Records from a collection
━━━

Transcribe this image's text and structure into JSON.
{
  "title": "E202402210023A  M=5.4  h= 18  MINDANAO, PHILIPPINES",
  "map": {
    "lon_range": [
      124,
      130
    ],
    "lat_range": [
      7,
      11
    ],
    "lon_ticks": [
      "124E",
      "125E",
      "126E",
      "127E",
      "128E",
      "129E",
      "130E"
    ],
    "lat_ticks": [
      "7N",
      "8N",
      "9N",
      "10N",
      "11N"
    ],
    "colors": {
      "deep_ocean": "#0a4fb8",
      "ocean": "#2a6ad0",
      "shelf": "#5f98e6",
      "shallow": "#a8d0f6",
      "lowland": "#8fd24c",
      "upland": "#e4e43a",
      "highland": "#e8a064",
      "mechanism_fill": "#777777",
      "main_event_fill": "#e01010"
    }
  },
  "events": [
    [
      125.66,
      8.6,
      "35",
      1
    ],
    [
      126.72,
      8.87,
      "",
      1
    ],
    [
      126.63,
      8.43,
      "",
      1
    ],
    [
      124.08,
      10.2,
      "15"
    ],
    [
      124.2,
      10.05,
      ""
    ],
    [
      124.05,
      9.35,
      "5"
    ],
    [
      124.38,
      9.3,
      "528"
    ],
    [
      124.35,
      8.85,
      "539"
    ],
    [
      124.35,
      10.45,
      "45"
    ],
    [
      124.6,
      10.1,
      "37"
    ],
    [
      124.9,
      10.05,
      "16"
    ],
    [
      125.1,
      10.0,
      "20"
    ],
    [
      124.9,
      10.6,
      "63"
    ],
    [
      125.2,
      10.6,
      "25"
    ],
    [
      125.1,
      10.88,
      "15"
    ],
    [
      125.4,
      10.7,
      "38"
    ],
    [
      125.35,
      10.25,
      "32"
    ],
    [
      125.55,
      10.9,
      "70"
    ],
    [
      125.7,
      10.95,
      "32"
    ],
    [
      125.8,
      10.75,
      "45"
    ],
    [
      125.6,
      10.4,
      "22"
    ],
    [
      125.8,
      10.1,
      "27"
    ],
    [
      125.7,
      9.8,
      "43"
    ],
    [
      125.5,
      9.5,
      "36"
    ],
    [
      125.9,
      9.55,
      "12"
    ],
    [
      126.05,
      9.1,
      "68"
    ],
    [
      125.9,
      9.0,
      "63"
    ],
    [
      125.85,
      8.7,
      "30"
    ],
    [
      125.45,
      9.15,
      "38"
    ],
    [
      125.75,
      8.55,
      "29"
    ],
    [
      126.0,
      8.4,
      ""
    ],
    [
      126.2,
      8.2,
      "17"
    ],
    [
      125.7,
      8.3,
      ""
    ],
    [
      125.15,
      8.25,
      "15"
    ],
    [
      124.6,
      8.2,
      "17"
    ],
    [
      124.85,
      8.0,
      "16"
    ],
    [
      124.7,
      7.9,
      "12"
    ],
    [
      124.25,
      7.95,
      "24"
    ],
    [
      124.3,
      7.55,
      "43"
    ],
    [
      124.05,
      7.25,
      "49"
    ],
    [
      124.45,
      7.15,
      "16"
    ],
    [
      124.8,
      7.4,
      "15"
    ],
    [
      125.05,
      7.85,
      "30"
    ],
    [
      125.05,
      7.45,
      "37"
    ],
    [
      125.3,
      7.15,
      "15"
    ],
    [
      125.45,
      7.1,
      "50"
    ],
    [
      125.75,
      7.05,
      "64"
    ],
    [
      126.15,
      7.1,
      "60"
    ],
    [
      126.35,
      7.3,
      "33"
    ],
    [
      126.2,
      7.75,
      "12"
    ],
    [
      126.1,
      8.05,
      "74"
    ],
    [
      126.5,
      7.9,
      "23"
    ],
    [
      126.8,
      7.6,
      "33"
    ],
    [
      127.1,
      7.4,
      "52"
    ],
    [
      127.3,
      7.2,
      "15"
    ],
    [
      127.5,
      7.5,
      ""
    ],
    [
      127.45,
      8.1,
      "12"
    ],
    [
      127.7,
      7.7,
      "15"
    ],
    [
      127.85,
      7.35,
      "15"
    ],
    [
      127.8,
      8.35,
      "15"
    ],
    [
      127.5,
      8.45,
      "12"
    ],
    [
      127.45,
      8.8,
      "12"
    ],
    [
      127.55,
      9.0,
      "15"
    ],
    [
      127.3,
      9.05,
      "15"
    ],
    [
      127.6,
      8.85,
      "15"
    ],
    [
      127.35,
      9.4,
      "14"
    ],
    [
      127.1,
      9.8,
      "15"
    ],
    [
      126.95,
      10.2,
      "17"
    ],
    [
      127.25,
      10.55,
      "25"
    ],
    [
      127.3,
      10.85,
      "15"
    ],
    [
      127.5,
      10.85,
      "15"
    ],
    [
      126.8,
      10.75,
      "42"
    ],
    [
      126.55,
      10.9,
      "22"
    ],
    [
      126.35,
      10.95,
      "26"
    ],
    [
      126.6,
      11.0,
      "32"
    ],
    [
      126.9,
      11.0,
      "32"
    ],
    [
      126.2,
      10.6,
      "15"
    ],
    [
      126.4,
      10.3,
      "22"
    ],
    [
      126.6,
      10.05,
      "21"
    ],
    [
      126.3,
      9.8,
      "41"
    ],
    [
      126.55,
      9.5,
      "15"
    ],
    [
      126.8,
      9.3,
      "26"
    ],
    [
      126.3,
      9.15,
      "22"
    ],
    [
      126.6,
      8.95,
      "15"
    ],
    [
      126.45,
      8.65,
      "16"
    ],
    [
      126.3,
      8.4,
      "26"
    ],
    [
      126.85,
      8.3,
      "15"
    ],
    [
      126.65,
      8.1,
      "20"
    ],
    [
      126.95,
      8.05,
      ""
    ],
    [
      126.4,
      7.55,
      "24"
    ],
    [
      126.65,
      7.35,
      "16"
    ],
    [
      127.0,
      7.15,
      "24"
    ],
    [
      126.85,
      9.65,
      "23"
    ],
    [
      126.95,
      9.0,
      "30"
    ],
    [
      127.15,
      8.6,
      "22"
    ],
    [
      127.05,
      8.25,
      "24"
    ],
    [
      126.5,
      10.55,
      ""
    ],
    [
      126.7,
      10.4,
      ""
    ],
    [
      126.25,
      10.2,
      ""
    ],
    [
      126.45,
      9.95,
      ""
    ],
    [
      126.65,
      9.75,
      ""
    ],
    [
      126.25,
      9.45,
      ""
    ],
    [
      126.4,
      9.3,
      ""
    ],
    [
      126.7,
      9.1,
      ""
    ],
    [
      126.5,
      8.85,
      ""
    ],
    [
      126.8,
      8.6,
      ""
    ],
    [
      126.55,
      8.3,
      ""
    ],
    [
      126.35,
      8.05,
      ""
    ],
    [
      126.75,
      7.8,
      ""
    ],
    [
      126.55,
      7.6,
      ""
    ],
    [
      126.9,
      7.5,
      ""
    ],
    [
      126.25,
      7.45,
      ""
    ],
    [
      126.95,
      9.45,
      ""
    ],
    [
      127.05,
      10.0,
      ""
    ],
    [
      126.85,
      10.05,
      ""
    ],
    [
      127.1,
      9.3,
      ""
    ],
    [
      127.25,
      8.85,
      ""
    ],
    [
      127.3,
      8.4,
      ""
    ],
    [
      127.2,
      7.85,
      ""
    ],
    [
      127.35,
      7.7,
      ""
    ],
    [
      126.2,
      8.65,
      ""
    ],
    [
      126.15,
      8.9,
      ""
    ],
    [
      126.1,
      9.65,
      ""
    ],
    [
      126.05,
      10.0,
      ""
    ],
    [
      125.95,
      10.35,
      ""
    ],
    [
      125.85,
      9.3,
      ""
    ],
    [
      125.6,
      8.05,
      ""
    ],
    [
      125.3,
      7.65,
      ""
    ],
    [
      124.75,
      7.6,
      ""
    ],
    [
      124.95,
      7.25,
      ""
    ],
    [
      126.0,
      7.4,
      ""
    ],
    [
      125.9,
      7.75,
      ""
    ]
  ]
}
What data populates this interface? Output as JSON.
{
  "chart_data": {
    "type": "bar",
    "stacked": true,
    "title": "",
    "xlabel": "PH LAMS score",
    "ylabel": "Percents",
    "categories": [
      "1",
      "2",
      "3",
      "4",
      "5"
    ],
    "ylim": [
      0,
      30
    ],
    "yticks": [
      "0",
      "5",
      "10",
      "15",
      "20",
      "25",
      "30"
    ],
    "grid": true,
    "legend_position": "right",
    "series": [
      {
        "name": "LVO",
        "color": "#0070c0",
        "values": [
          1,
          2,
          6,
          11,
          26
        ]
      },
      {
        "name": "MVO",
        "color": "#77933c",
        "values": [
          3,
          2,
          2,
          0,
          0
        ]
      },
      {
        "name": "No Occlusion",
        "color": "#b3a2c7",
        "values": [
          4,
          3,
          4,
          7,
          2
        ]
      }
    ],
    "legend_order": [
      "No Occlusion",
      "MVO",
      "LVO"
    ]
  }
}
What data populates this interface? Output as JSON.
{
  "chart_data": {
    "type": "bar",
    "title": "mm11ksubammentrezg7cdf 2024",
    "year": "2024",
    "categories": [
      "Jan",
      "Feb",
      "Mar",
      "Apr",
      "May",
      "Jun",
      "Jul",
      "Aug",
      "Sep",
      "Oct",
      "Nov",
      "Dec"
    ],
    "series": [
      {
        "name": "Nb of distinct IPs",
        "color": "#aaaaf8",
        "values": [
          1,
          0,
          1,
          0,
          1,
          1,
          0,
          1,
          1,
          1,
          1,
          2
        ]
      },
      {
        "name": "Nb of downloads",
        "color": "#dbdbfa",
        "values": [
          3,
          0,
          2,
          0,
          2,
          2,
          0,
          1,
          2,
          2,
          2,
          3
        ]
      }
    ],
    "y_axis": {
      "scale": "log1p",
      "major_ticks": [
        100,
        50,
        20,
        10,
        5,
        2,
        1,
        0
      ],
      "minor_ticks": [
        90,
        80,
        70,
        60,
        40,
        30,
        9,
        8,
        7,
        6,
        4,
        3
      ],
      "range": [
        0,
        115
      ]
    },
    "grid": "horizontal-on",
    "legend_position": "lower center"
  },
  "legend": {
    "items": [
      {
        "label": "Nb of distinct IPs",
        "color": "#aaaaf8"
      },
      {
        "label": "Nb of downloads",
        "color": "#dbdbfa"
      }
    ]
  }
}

━━━

*PROBLEM TO SOLVE*
Give nothing but the count of lines in the listing above that hold the string "title".

*OUTPUT*
3